Copy the rows below verbatim, taking the stretch from the line containing "author-name[interactable]: Jo bbox=[142, 13, 178, 48]" through the line containing "tweet-text: Big fan", with both of those lines included.

Element location listings
◆ ◆ ◆ ◆
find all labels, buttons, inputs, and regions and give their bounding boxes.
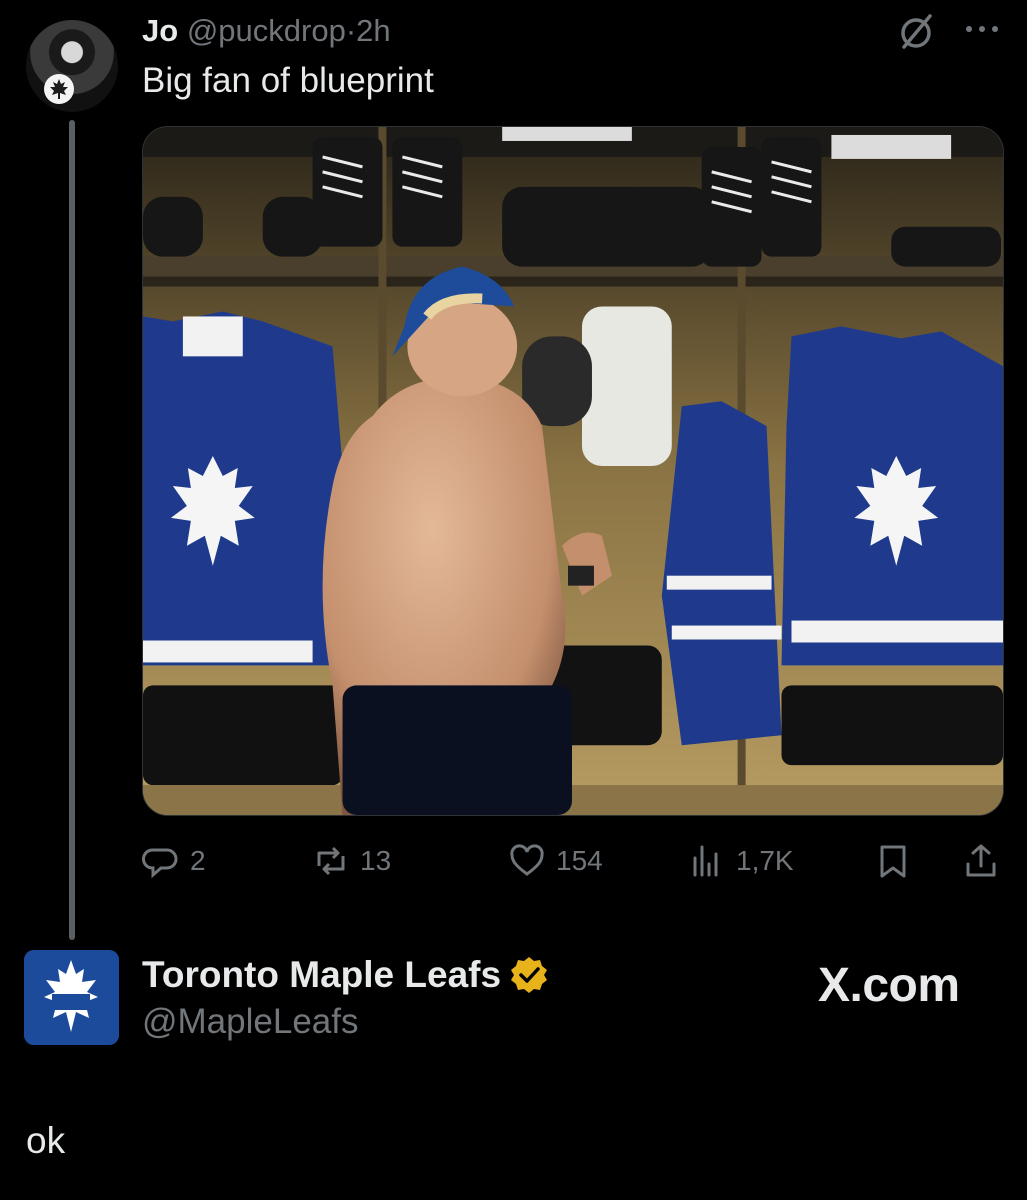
author-name[interactable]: Jo bbox=[142, 13, 178, 48]
repost-count: 13 bbox=[360, 845, 392, 876]
embed-account-name[interactable]: Toronto Maple Leafs bbox=[142, 954, 549, 996]
reply-count: 2 bbox=[190, 845, 206, 876]
verified-badge-icon bbox=[511, 957, 548, 993]
bookmark-button[interactable] bbox=[874, 838, 922, 884]
tweet-media-photo[interactable] bbox=[142, 126, 1004, 816]
tweet-text: Big fan of blueprint bbox=[142, 61, 434, 100]
views-chart-icon bbox=[693, 845, 718, 877]
repost-button[interactable]: 13 bbox=[312, 838, 391, 884]
separator-dot: · bbox=[345, 13, 357, 48]
more-options-icon[interactable] bbox=[960, 14, 1004, 44]
action-bar: 2 13 154 1,7K bbox=[142, 838, 1004, 884]
bookmark-icon bbox=[880, 845, 906, 878]
locker-room-photo-icon bbox=[143, 127, 1003, 815]
maple-leaf-badge-icon bbox=[44, 74, 74, 104]
views-button[interactable]: 1,7K bbox=[688, 838, 794, 884]
like-button[interactable]: 154 bbox=[508, 838, 603, 884]
embed-account-handle[interactable]: @MapleLeafs bbox=[142, 1002, 358, 1042]
repost-icon bbox=[317, 846, 345, 876]
tweet-time[interactable]: 2h bbox=[356, 13, 390, 48]
maple-leaf-logo-icon bbox=[24, 950, 119, 1045]
jo-avatar[interactable] bbox=[26, 20, 118, 112]
reply-icon bbox=[142, 848, 178, 879]
views-count: 1,7K bbox=[736, 845, 794, 876]
heart-icon bbox=[510, 844, 544, 876]
grok-icon[interactable] bbox=[896, 12, 936, 52]
tweet-header: Jo @puckdrop·2h bbox=[142, 12, 391, 50]
author-handle[interactable]: @puckdrop bbox=[187, 13, 346, 48]
caption-text: ok bbox=[26, 1120, 66, 1161]
x-com-logo: X.com bbox=[818, 959, 960, 1012]
share-button[interactable] bbox=[962, 838, 1010, 884]
embed-account-name-text: Toronto Maple Leafs bbox=[142, 954, 502, 995]
reply-button[interactable]: 2 bbox=[142, 838, 206, 884]
like-count: 154 bbox=[556, 845, 603, 876]
maple-leafs-avatar[interactable] bbox=[24, 950, 119, 1045]
share-icon bbox=[966, 844, 996, 877]
thread-line bbox=[69, 120, 75, 940]
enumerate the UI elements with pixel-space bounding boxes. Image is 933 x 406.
◆ ◆ ◆ ◆
PROBLEM SOLUTION:
author-name[interactable]: Jo bbox=[142, 13, 178, 48]
repost-count: 13 bbox=[360, 845, 392, 876]
embed-account-name[interactable]: Toronto Maple Leafs bbox=[142, 954, 549, 996]
reply-count: 2 bbox=[190, 845, 206, 876]
verified-badge-icon bbox=[511, 957, 548, 993]
bookmark-button[interactable] bbox=[874, 838, 922, 884]
tweet-media-photo[interactable] bbox=[142, 126, 1004, 816]
tweet-text: Big fan of blueprint bbox=[142, 61, 434, 100]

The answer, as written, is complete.